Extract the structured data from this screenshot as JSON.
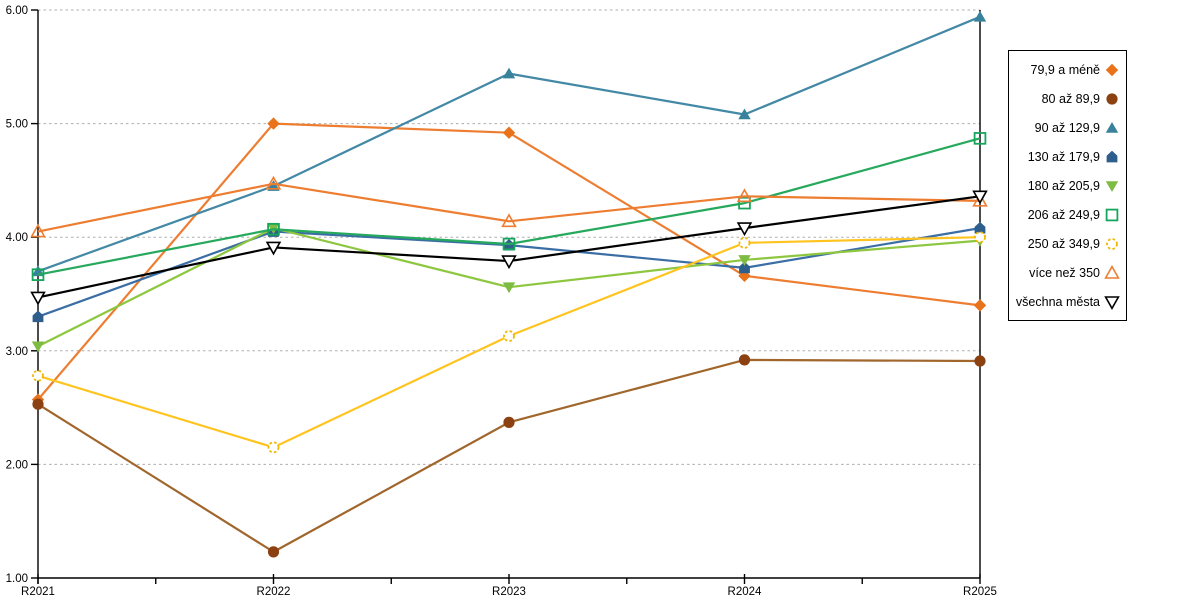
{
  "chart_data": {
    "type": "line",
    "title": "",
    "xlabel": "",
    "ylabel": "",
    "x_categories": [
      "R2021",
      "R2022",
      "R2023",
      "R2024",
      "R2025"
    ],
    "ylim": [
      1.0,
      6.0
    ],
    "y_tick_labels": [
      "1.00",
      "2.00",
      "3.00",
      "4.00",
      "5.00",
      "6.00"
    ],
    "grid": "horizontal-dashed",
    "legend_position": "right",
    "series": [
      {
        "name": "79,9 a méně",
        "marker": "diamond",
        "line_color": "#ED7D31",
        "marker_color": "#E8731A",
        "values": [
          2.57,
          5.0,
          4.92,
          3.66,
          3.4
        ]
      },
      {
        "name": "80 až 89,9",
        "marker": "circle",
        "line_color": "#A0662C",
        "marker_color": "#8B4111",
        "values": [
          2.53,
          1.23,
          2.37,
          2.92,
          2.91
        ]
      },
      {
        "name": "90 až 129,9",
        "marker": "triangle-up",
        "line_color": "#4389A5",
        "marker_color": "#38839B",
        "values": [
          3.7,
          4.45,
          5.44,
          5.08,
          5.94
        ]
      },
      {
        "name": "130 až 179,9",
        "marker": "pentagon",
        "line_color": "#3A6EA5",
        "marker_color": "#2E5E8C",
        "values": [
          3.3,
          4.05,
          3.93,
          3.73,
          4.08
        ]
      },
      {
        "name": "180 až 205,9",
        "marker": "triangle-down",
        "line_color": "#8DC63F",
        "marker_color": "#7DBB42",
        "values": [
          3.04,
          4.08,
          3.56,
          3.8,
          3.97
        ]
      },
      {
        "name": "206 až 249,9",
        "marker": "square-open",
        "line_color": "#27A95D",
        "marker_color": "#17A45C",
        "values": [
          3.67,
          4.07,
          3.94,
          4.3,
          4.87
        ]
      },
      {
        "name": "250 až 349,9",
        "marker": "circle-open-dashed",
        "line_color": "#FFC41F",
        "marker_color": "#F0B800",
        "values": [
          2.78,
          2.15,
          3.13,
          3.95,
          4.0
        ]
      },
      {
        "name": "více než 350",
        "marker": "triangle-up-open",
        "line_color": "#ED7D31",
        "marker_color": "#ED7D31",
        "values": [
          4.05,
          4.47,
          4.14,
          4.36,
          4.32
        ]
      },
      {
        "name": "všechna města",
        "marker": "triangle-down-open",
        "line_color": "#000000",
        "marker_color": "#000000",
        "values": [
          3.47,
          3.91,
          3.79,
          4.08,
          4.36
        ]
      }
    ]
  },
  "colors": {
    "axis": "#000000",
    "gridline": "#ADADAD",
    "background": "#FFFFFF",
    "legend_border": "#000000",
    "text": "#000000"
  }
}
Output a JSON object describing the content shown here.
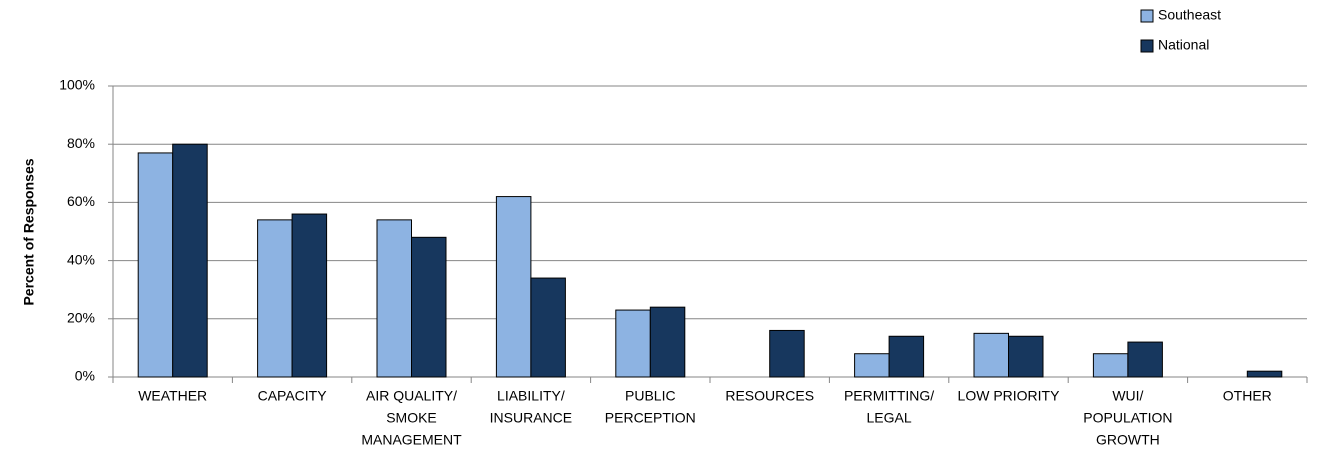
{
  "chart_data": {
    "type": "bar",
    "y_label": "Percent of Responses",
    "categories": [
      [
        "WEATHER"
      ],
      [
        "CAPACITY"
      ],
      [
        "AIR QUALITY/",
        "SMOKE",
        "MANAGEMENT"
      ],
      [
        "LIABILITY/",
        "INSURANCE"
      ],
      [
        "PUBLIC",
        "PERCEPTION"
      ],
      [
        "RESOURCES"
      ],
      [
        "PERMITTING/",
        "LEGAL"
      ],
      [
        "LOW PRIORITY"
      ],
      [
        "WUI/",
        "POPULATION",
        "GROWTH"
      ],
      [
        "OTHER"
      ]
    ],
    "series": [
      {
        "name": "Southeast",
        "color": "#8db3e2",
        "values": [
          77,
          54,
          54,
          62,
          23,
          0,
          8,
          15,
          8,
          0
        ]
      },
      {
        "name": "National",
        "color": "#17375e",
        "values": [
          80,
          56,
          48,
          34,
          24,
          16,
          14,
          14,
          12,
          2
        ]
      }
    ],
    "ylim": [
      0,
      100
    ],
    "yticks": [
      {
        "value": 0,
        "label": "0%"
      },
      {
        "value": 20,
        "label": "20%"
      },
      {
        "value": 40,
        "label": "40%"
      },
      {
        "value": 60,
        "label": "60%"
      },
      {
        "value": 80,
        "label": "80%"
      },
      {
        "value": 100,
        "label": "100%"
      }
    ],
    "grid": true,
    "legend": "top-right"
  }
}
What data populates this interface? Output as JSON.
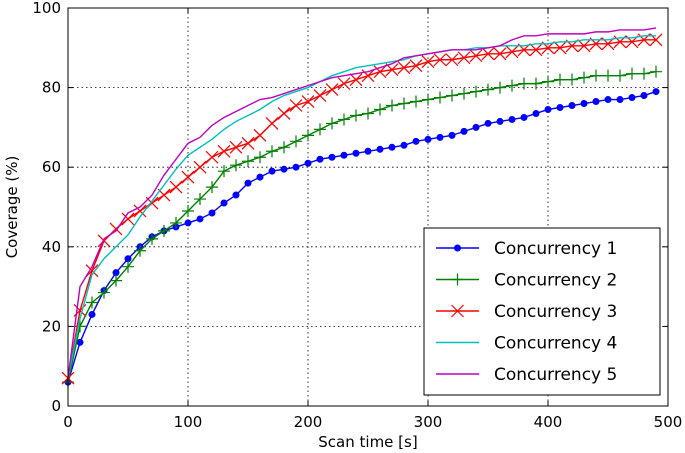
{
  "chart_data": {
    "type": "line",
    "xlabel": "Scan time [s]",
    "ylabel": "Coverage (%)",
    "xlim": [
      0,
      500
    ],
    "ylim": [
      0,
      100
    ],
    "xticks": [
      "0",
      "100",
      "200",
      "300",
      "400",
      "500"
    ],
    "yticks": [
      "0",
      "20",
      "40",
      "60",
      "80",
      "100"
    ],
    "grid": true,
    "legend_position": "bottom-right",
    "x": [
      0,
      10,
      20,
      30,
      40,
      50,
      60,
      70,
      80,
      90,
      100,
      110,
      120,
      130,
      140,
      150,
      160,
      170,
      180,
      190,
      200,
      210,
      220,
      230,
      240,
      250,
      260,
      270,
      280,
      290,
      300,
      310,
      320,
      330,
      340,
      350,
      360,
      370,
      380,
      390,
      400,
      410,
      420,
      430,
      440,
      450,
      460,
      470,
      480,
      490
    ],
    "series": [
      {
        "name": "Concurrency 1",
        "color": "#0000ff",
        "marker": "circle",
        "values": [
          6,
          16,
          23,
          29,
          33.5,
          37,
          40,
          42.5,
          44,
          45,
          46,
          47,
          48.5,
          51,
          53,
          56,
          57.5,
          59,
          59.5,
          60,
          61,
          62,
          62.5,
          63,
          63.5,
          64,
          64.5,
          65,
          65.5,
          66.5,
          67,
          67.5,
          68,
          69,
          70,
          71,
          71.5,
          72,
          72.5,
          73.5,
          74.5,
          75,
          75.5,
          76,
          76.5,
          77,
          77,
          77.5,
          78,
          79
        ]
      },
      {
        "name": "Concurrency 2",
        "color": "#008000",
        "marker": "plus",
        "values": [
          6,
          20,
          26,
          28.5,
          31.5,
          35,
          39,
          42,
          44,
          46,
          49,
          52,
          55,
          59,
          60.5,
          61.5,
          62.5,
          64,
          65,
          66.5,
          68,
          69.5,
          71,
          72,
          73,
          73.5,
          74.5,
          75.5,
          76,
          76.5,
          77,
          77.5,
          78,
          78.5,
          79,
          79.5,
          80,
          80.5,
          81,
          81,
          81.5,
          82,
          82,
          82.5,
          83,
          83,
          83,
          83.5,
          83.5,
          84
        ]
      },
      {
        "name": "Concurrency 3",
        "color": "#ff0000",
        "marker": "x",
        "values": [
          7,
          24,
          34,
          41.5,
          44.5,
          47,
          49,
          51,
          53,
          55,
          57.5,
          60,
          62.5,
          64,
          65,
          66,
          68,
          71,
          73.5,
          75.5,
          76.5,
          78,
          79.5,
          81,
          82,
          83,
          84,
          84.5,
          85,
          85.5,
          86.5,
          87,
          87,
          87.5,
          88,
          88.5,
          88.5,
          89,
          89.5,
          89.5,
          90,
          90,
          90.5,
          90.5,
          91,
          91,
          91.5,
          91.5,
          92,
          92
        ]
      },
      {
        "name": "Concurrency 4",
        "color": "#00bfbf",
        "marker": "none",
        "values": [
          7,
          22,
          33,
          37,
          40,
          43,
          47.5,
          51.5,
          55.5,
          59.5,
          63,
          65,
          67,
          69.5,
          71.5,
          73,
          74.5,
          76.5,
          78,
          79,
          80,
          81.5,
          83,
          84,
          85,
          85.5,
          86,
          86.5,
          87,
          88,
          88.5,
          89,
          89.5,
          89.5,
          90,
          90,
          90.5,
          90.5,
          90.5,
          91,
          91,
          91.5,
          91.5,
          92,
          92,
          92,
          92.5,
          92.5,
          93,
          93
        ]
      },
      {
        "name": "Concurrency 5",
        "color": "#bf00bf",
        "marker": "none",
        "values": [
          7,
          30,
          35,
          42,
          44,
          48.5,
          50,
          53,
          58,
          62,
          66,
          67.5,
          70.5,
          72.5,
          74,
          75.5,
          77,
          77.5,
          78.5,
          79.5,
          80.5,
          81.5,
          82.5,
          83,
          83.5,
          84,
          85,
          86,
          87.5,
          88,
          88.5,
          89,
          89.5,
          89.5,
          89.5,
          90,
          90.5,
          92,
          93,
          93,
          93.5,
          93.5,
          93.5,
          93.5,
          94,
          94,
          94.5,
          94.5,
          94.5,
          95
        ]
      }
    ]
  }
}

■ **EXERCISE DESCRIPTION**
Gather all lines with the string "Concurrency" from the data.

■ **REPLY TO THE TASK**
        "name": "Concurrency 1",
        "name": "Concurrency 2",
        "name": "Concurrency 3",
        "name": "Concurrency 4",
        "name": "Concurrency 5",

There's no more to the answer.